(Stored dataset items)
>>>

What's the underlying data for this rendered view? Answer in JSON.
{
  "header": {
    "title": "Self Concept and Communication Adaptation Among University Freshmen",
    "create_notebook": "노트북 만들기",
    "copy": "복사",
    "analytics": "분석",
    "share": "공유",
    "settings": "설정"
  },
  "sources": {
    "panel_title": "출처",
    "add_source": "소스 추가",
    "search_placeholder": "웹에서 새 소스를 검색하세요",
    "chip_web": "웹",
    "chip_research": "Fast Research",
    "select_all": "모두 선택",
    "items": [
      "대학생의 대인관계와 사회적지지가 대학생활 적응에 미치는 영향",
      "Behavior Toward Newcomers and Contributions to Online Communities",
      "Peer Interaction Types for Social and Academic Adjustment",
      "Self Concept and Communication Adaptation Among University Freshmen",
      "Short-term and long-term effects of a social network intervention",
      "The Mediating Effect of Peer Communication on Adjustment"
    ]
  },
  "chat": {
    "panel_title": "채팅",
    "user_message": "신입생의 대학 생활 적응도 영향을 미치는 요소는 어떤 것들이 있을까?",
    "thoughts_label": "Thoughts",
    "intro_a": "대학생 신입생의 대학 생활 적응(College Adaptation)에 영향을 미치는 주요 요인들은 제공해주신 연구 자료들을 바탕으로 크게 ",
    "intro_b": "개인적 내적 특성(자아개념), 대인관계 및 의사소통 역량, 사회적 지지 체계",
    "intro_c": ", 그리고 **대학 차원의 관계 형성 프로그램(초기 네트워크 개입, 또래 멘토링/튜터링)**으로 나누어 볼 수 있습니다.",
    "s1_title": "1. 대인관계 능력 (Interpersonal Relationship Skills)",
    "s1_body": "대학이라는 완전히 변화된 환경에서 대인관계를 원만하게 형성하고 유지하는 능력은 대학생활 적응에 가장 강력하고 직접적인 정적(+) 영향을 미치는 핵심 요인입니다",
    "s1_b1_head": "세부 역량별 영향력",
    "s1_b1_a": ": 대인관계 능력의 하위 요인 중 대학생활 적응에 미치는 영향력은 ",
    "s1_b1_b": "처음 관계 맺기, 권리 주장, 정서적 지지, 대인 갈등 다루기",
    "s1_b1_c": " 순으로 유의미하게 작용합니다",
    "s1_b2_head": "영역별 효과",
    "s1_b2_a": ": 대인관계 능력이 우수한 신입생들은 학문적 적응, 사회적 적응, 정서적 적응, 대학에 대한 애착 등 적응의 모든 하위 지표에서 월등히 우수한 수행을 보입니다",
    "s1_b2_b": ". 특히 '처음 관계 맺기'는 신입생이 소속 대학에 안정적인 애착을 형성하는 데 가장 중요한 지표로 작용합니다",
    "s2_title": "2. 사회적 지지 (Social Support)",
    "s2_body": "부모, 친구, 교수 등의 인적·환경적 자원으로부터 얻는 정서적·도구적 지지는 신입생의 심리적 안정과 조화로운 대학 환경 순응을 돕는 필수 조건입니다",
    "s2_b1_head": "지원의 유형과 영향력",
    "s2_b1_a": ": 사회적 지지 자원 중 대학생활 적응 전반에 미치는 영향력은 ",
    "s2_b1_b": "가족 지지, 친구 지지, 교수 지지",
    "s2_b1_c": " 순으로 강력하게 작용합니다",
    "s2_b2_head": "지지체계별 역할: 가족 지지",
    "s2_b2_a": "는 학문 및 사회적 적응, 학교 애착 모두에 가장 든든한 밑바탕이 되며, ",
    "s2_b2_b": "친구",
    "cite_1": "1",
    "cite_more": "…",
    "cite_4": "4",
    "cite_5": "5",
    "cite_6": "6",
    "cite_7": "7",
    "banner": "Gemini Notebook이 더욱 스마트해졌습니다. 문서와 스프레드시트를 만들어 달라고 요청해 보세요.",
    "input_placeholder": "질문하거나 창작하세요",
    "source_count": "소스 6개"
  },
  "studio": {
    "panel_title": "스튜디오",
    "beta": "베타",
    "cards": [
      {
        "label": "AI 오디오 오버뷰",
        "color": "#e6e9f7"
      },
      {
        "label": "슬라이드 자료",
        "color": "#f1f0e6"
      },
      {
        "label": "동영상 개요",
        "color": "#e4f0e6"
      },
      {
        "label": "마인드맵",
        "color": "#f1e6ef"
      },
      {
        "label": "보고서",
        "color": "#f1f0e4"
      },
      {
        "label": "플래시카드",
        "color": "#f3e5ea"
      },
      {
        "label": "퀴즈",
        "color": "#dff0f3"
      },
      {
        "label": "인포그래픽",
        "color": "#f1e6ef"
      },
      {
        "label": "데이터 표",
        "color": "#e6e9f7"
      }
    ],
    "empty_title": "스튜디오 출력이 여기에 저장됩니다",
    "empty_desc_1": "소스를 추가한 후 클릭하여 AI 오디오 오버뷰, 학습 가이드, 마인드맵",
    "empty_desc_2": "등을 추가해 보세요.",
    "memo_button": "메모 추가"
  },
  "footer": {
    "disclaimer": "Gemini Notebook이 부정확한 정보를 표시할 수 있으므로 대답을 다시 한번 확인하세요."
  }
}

<<<

▶ **Written exercise**: Select the lines that carry the string "Peer" and copy them.

▶ **Final result**:
      "Peer Interaction Types for Social and Academic Adjustment",
      "The Mediating Effect of Peer Communication on Adjustment"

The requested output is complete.